───── Dataset rows ─────

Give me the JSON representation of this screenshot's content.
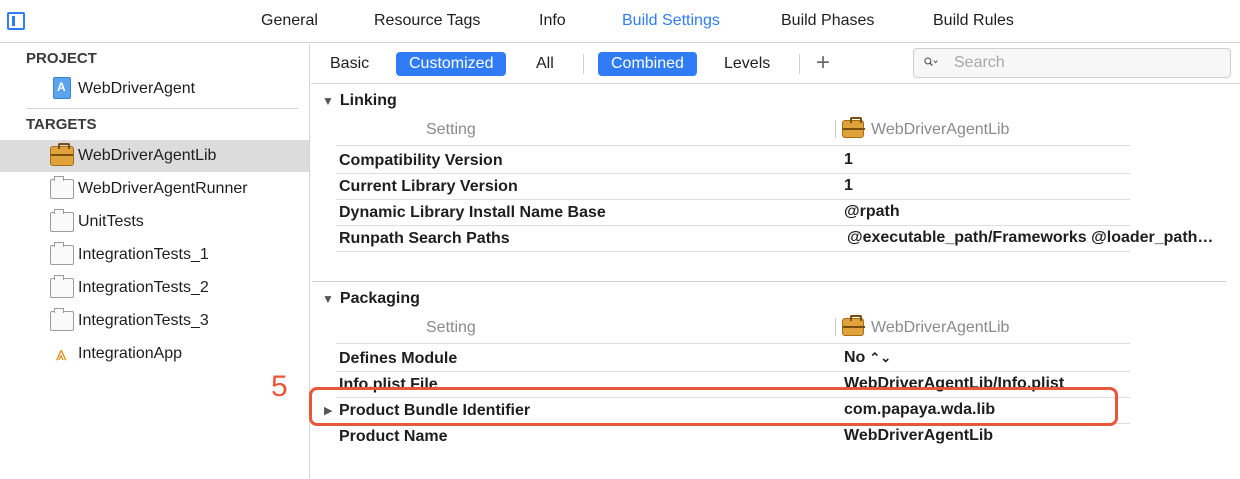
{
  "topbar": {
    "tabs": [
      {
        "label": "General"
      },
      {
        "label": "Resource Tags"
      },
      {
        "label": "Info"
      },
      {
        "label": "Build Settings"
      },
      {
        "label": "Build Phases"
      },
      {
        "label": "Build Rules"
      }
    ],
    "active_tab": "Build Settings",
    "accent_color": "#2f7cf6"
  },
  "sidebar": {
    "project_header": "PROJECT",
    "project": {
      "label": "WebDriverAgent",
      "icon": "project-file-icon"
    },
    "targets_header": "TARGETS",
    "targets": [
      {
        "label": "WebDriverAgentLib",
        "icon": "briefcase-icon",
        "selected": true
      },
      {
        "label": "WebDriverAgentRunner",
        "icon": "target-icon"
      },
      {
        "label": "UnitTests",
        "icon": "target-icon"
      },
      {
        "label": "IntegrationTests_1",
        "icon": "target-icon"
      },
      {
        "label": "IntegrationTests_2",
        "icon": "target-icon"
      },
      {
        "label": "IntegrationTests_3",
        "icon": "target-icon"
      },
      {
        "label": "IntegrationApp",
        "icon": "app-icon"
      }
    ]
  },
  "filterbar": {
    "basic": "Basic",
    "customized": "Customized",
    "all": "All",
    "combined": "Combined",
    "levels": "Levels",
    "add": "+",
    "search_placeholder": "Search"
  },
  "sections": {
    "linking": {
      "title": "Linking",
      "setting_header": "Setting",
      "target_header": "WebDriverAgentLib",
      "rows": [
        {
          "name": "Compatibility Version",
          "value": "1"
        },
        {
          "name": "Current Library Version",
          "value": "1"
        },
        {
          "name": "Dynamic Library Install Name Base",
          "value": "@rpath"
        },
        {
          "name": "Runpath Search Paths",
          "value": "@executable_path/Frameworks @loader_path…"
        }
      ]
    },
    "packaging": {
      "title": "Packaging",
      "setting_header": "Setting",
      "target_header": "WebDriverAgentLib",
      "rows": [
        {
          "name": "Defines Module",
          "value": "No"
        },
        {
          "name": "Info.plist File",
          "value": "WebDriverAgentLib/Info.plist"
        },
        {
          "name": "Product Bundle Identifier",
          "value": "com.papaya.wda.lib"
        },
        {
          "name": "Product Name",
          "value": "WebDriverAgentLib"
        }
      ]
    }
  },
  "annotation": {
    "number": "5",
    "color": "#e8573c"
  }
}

─────

• [What is needed]: Using the records above, output their complete text exactly, minus any images.

• [Solution]:
Give me the JSON representation of this screenshot's content.
{
  "topbar": {
    "tabs": [
      {
        "label": "General"
      },
      {
        "label": "Resource Tags"
      },
      {
        "label": "Info"
      },
      {
        "label": "Build Settings"
      },
      {
        "label": "Build Phases"
      },
      {
        "label": "Build Rules"
      }
    ],
    "active_tab": "Build Settings",
    "accent_color": "#2f7cf6"
  },
  "sidebar": {
    "project_header": "PROJECT",
    "project": {
      "label": "WebDriverAgent",
      "icon": "project-file-icon"
    },
    "targets_header": "TARGETS",
    "targets": [
      {
        "label": "WebDriverAgentLib",
        "icon": "briefcase-icon",
        "selected": true
      },
      {
        "label": "WebDriverAgentRunner",
        "icon": "target-icon"
      },
      {
        "label": "UnitTests",
        "icon": "target-icon"
      },
      {
        "label": "IntegrationTests_1",
        "icon": "target-icon"
      },
      {
        "label": "IntegrationTests_2",
        "icon": "target-icon"
      },
      {
        "label": "IntegrationTests_3",
        "icon": "target-icon"
      },
      {
        "label": "IntegrationApp",
        "icon": "app-icon"
      }
    ]
  },
  "filterbar": {
    "basic": "Basic",
    "customized": "Customized",
    "all": "All",
    "combined": "Combined",
    "levels": "Levels",
    "add": "+",
    "search_placeholder": "Search"
  },
  "sections": {
    "linking": {
      "title": "Linking",
      "setting_header": "Setting",
      "target_header": "WebDriverAgentLib",
      "rows": [
        {
          "name": "Compatibility Version",
          "value": "1"
        },
        {
          "name": "Current Library Version",
          "value": "1"
        },
        {
          "name": "Dynamic Library Install Name Base",
          "value": "@rpath"
        },
        {
          "name": "Runpath Search Paths",
          "value": "@executable_path/Frameworks @loader_path…"
        }
      ]
    },
    "packaging": {
      "title": "Packaging",
      "setting_header": "Setting",
      "target_header": "WebDriverAgentLib",
      "rows": [
        {
          "name": "Defines Module",
          "value": "No"
        },
        {
          "name": "Info.plist File",
          "value": "WebDriverAgentLib/Info.plist"
        },
        {
          "name": "Product Bundle Identifier",
          "value": "com.papaya.wda.lib"
        },
        {
          "name": "Product Name",
          "value": "WebDriverAgentLib"
        }
      ]
    }
  },
  "annotation": {
    "number": "5",
    "color": "#e8573c"
  }
}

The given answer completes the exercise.